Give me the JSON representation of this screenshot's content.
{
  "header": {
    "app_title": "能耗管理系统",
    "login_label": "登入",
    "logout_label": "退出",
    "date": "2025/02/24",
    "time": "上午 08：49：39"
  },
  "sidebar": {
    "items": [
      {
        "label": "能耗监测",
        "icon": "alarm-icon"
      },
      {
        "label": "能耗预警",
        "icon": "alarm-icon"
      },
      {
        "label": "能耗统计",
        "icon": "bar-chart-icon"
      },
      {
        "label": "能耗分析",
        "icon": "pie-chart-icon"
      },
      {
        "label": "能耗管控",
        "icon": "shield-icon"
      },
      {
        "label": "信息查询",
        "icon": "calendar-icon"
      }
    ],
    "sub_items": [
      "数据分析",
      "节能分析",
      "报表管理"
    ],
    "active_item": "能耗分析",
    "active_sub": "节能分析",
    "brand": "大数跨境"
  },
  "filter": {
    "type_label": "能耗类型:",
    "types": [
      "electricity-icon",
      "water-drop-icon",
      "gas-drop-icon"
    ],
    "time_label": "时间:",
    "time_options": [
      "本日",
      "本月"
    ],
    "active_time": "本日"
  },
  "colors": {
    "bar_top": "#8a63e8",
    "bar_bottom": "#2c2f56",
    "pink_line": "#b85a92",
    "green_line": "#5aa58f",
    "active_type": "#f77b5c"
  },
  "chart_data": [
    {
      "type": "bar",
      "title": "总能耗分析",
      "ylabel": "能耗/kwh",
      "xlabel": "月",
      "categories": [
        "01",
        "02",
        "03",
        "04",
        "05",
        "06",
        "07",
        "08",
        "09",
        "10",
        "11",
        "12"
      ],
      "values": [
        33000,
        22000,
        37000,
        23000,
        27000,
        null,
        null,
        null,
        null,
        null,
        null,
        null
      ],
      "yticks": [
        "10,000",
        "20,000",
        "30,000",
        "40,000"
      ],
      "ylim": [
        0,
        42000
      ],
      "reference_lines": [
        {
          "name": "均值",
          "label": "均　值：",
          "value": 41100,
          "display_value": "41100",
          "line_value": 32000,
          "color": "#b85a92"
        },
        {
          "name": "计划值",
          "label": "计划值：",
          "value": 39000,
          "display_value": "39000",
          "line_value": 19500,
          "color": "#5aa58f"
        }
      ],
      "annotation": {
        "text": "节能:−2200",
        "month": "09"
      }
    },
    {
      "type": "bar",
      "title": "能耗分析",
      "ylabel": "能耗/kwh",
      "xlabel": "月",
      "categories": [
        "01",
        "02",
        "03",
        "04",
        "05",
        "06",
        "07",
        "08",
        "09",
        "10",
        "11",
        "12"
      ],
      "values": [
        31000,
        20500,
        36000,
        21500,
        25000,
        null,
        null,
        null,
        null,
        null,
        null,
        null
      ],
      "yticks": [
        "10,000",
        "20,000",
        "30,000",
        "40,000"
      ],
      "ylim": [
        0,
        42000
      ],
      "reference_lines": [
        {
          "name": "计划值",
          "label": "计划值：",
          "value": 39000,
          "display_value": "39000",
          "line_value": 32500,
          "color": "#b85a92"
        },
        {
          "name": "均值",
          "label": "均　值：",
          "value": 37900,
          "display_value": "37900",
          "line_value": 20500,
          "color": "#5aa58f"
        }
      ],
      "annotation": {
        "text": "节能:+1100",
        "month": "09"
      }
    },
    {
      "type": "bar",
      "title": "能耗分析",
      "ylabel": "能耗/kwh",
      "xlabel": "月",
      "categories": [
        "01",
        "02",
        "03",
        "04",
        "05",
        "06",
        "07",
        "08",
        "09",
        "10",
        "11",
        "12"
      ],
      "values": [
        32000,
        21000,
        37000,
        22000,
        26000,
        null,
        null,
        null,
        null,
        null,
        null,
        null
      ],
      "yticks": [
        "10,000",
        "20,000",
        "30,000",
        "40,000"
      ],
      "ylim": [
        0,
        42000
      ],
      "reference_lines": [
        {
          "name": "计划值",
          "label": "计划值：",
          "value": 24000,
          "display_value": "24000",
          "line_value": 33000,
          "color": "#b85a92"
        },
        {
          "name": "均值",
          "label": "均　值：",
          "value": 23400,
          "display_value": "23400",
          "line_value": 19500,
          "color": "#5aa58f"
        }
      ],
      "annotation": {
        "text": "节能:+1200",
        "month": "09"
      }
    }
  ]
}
○ ○ ○ ○ ○
◆ **Goal of the exercise**: Give all the entries again exactly; leave none out.

◆ **Exercise result**:
Give me the JSON representation of this screenshot's content.
{
  "header": {
    "app_title": "能耗管理系统",
    "login_label": "登入",
    "logout_label": "退出",
    "date": "2025/02/24",
    "time": "上午 08：49：39"
  },
  "sidebar": {
    "items": [
      {
        "label": "能耗监测",
        "icon": "alarm-icon"
      },
      {
        "label": "能耗预警",
        "icon": "alarm-icon"
      },
      {
        "label": "能耗统计",
        "icon": "bar-chart-icon"
      },
      {
        "label": "能耗分析",
        "icon": "pie-chart-icon"
      },
      {
        "label": "能耗管控",
        "icon": "shield-icon"
      },
      {
        "label": "信息查询",
        "icon": "calendar-icon"
      }
    ],
    "sub_items": [
      "数据分析",
      "节能分析",
      "报表管理"
    ],
    "active_item": "能耗分析",
    "active_sub": "节能分析",
    "brand": "大数跨境"
  },
  "filter": {
    "type_label": "能耗类型:",
    "types": [
      "electricity-icon",
      "water-drop-icon",
      "gas-drop-icon"
    ],
    "time_label": "时间:",
    "time_options": [
      "本日",
      "本月"
    ],
    "active_time": "本日"
  },
  "colors": {
    "bar_top": "#8a63e8",
    "bar_bottom": "#2c2f56",
    "pink_line": "#b85a92",
    "green_line": "#5aa58f",
    "active_type": "#f77b5c"
  },
  "chart_data": [
    {
      "type": "bar",
      "title": "总能耗分析",
      "ylabel": "能耗/kwh",
      "xlabel": "月",
      "categories": [
        "01",
        "02",
        "03",
        "04",
        "05",
        "06",
        "07",
        "08",
        "09",
        "10",
        "11",
        "12"
      ],
      "values": [
        33000,
        22000,
        37000,
        23000,
        27000,
        null,
        null,
        null,
        null,
        null,
        null,
        null
      ],
      "yticks": [
        "10,000",
        "20,000",
        "30,000",
        "40,000"
      ],
      "ylim": [
        0,
        42000
      ],
      "reference_lines": [
        {
          "name": "均值",
          "label": "均　值：",
          "value": 41100,
          "display_value": "41100",
          "line_value": 32000,
          "color": "#b85a92"
        },
        {
          "name": "计划值",
          "label": "计划值：",
          "value": 39000,
          "display_value": "39000",
          "line_value": 19500,
          "color": "#5aa58f"
        }
      ],
      "annotation": {
        "text": "节能:−2200",
        "month": "09"
      }
    },
    {
      "type": "bar",
      "title": "能耗分析",
      "ylabel": "能耗/kwh",
      "xlabel": "月",
      "categories": [
        "01",
        "02",
        "03",
        "04",
        "05",
        "06",
        "07",
        "08",
        "09",
        "10",
        "11",
        "12"
      ],
      "values": [
        31000,
        20500,
        36000,
        21500,
        25000,
        null,
        null,
        null,
        null,
        null,
        null,
        null
      ],
      "yticks": [
        "10,000",
        "20,000",
        "30,000",
        "40,000"
      ],
      "ylim": [
        0,
        42000
      ],
      "reference_lines": [
        {
          "name": "计划值",
          "label": "计划值：",
          "value": 39000,
          "display_value": "39000",
          "line_value": 32500,
          "color": "#b85a92"
        },
        {
          "name": "均值",
          "label": "均　值：",
          "value": 37900,
          "display_value": "37900",
          "line_value": 20500,
          "color": "#5aa58f"
        }
      ],
      "annotation": {
        "text": "节能:+1100",
        "month": "09"
      }
    },
    {
      "type": "bar",
      "title": "能耗分析",
      "ylabel": "能耗/kwh",
      "xlabel": "月",
      "categories": [
        "01",
        "02",
        "03",
        "04",
        "05",
        "06",
        "07",
        "08",
        "09",
        "10",
        "11",
        "12"
      ],
      "values": [
        32000,
        21000,
        37000,
        22000,
        26000,
        null,
        null,
        null,
        null,
        null,
        null,
        null
      ],
      "yticks": [
        "10,000",
        "20,000",
        "30,000",
        "40,000"
      ],
      "ylim": [
        0,
        42000
      ],
      "reference_lines": [
        {
          "name": "计划值",
          "label": "计划值：",
          "value": 24000,
          "display_value": "24000",
          "line_value": 33000,
          "color": "#b85a92"
        },
        {
          "name": "均值",
          "label": "均　值：",
          "value": 23400,
          "display_value": "23400",
          "line_value": 19500,
          "color": "#5aa58f"
        }
      ],
      "annotation": {
        "text": "节能:+1200",
        "month": "09"
      }
    }
  ]
}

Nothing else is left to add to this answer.